### Information supplied:

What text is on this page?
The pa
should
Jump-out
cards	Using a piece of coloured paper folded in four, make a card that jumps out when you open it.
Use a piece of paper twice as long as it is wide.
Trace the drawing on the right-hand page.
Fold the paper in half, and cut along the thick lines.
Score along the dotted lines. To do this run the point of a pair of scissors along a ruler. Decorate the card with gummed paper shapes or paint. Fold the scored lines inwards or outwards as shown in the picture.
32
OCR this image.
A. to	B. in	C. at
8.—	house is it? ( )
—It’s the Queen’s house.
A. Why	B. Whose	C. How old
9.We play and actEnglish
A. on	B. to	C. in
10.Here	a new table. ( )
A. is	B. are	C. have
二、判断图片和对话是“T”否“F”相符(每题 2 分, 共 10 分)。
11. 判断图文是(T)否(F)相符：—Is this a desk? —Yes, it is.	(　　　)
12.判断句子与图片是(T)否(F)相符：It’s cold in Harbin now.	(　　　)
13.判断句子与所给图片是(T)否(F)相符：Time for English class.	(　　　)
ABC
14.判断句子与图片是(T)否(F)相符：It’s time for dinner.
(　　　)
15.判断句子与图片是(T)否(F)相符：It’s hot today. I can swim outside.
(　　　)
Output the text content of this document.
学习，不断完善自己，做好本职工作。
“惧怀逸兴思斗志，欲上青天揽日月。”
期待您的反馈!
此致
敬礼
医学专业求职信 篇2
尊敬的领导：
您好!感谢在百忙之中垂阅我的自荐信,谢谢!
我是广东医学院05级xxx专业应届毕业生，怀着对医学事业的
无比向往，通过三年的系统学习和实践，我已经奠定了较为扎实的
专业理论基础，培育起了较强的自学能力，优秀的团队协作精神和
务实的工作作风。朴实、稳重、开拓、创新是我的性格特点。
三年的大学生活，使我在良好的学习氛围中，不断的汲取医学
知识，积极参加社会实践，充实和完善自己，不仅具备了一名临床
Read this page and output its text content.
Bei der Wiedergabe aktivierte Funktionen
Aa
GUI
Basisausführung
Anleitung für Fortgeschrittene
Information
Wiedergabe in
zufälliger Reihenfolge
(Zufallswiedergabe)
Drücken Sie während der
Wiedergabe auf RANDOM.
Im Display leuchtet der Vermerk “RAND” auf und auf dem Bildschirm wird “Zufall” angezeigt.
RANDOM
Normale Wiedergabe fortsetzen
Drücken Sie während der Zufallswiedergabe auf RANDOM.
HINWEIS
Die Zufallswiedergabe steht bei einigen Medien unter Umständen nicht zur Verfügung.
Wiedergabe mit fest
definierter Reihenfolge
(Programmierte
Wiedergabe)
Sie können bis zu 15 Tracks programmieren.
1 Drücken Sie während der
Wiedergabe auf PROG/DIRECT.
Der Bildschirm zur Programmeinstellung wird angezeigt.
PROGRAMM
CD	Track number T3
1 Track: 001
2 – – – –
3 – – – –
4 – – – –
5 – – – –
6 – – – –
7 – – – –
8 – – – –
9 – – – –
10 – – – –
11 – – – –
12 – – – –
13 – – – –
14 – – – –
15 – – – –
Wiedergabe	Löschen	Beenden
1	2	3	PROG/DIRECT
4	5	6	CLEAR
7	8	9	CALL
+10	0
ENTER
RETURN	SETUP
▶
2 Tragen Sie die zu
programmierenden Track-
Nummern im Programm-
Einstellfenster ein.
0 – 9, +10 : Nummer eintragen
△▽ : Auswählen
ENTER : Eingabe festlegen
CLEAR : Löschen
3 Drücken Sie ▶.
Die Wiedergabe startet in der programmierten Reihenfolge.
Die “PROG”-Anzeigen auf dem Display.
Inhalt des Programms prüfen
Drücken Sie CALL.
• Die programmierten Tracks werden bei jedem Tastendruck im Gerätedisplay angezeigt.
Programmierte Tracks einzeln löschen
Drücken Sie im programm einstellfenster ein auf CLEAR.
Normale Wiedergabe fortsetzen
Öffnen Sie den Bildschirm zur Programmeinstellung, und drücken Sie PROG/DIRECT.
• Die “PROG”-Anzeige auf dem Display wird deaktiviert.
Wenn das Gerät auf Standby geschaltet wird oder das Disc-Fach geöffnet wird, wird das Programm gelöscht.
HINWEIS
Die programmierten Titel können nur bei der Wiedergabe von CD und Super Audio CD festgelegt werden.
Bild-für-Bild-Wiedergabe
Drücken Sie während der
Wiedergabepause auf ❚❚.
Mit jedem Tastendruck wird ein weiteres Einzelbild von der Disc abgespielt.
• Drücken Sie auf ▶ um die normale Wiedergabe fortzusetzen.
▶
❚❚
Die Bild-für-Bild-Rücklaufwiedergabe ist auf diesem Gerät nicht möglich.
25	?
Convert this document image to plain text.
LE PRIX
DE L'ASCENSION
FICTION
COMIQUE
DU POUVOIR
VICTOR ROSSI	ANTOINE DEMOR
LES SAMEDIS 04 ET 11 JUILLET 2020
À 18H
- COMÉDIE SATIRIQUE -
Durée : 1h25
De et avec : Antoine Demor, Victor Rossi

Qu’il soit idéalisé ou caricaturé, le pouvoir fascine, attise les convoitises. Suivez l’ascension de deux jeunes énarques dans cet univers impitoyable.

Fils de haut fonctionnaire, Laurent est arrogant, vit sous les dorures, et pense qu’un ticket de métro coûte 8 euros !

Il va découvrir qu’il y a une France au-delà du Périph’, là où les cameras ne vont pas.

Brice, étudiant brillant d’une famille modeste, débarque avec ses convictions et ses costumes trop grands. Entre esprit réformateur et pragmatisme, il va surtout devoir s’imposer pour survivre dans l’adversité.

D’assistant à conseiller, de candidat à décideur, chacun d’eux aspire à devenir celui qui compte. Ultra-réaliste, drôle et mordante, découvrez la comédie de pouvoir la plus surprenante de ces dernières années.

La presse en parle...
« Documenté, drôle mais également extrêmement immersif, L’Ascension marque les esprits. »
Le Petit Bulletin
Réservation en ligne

### Requirement:
Copy out all the entries shown above, character for character.

### Task result:
What text is on this page?
The pa
should
Jump-out
cards	Using a piece of coloured paper folded in four, make a card that jumps out when you open it.
Use a piece of paper twice as long as it is wide.
Trace the drawing on the right-hand page.
Fold the paper in half, and cut along the thick lines.
Score along the dotted lines. To do this run the point of a pair of scissors along a ruler. Decorate the card with gummed paper shapes or paint. Fold the scored lines inwards or outwards as shown in the picture.
32
OCR this image.
A. to	B. in	C. at
8.—	house is it? ( )
—It’s the Queen’s house.
A. Why	B. Whose	C. How old
9.We play and actEnglish
A. on	B. to	C. in
10.Here	a new table. ( )
A. is	B. are	C. have
二、判断图片和对话是“T”否“F”相符(每题 2 分, 共 10 分)。
11. 判断图文是(T)否(F)相符：—Is this a desk? —Yes, it is.	(　　　)
12.判断句子与图片是(T)否(F)相符：It’s cold in Harbin now.	(　　　)
13.判断句子与所给图片是(T)否(F)相符：Time for English class.	(　　　)
ABC
14.判断句子与图片是(T)否(F)相符：It’s time for dinner.
(　　　)
15.判断句子与图片是(T)否(F)相符：It’s hot today. I can swim outside.
(　　　)
Output the text content of this document.
学习，不断完善自己，做好本职工作。
“惧怀逸兴思斗志，欲上青天揽日月。”
期待您的反馈!
此致
敬礼
医学专业求职信 篇2
尊敬的领导：
您好!感谢在百忙之中垂阅我的自荐信,谢谢!
我是广东医学院05级xxx专业应届毕业生，怀着对医学事业的
无比向往，通过三年的系统学习和实践，我已经奠定了较为扎实的
专业理论基础，培育起了较强的自学能力，优秀的团队协作精神和
务实的工作作风。朴实、稳重、开拓、创新是我的性格特点。
三年的大学生活，使我在良好的学习氛围中，不断的汲取医学
知识，积极参加社会实践，充实和完善自己，不仅具备了一名临床
Read this page and output its text content.
Bei der Wiedergabe aktivierte Funktionen
Aa
GUI
Basisausführung
Anleitung für Fortgeschrittene
Information
Wiedergabe in
zufälliger Reihenfolge
(Zufallswiedergabe)
Drücken Sie während der
Wiedergabe auf RANDOM.
Im Display leuchtet der Vermerk “RAND” auf und auf dem Bildschirm wird “Zufall” angezeigt.
RANDOM
Normale Wiedergabe fortsetzen
Drücken Sie während der Zufallswiedergabe auf RANDOM.
HINWEIS
Die Zufallswiedergabe steht bei einigen Medien unter Umständen nicht zur Verfügung.
Wiedergabe mit fest
definierter Reihenfolge
(Programmierte
Wiedergabe)
Sie können bis zu 15 Tracks programmieren.
1 Drücken Sie während der
Wiedergabe auf PROG/DIRECT.
Der Bildschirm zur Programmeinstellung wird angezeigt.
PROGRAMM
CD	Track number T3
1 Track: 001
2 – – – –
3 – – – –
4 – – – –
5 – – – –
6 – – – –
7 – – – –
8 – – – –
9 – – – –
10 – – – –
11 – – – –
12 – – – –
13 – – – –
14 – – – –
15 – – – –
Wiedergabe	Löschen	Beenden
1	2	3	PROG/DIRECT
4	5	6	CLEAR
7	8	9	CALL
+10	0
ENTER
RETURN	SETUP
▶
2 Tragen Sie die zu
programmierenden Track-
Nummern im Programm-
Einstellfenster ein.
0 – 9, +10 : Nummer eintragen
△▽ : Auswählen
ENTER : Eingabe festlegen
CLEAR : Löschen
3 Drücken Sie ▶.
Die Wiedergabe startet in der programmierten Reihenfolge.
Die “PROG”-Anzeigen auf dem Display.
Inhalt des Programms prüfen
Drücken Sie CALL.
• Die programmierten Tracks werden bei jedem Tastendruck im Gerätedisplay angezeigt.
Programmierte Tracks einzeln löschen
Drücken Sie im programm einstellfenster ein auf CLEAR.
Normale Wiedergabe fortsetzen
Öffnen Sie den Bildschirm zur Programmeinstellung, und drücken Sie PROG/DIRECT.
• Die “PROG”-Anzeige auf dem Display wird deaktiviert.
Wenn das Gerät auf Standby geschaltet wird oder das Disc-Fach geöffnet wird, wird das Programm gelöscht.
HINWEIS
Die programmierten Titel können nur bei der Wiedergabe von CD und Super Audio CD festgelegt werden.
Bild-für-Bild-Wiedergabe
Drücken Sie während der
Wiedergabepause auf ❚❚.
Mit jedem Tastendruck wird ein weiteres Einzelbild von der Disc abgespielt.
• Drücken Sie auf ▶ um die normale Wiedergabe fortzusetzen.
▶
❚❚
Die Bild-für-Bild-Rücklaufwiedergabe ist auf diesem Gerät nicht möglich.
25	?
Convert this document image to plain text.
LE PRIX
DE L'ASCENSION
FICTION
COMIQUE
DU POUVOIR
VICTOR ROSSI	ANTOINE DEMOR
LES SAMEDIS 04 ET 11 JUILLET 2020
À 18H
- COMÉDIE SATIRIQUE -
Durée : 1h25
De et avec : Antoine Demor, Victor Rossi

Qu’il soit idéalisé ou caricaturé, le pouvoir fascine, attise les convoitises. Suivez l’ascension de deux jeunes énarques dans cet univers impitoyable.

Fils de haut fonctionnaire, Laurent est arrogant, vit sous les dorures, et pense qu’un ticket de métro coûte 8 euros !

Il va découvrir qu’il y a une France au-delà du Périph’, là où les cameras ne vont pas.

Brice, étudiant brillant d’une famille modeste, débarque avec ses convictions et ses costumes trop grands. Entre esprit réformateur et pragmatisme, il va surtout devoir s’imposer pour survivre dans l’adversité.

D’assistant à conseiller, de candidat à décideur, chacun d’eux aspire à devenir celui qui compte. Ultra-réaliste, drôle et mordante, découvrez la comédie de pouvoir la plus surprenante de ces dernières années.

La presse en parle...
« Documenté, drôle mais également extrêmement immersif, L’Ascension marque les esprits. »
Le Petit Bulletin
Réservation en ligne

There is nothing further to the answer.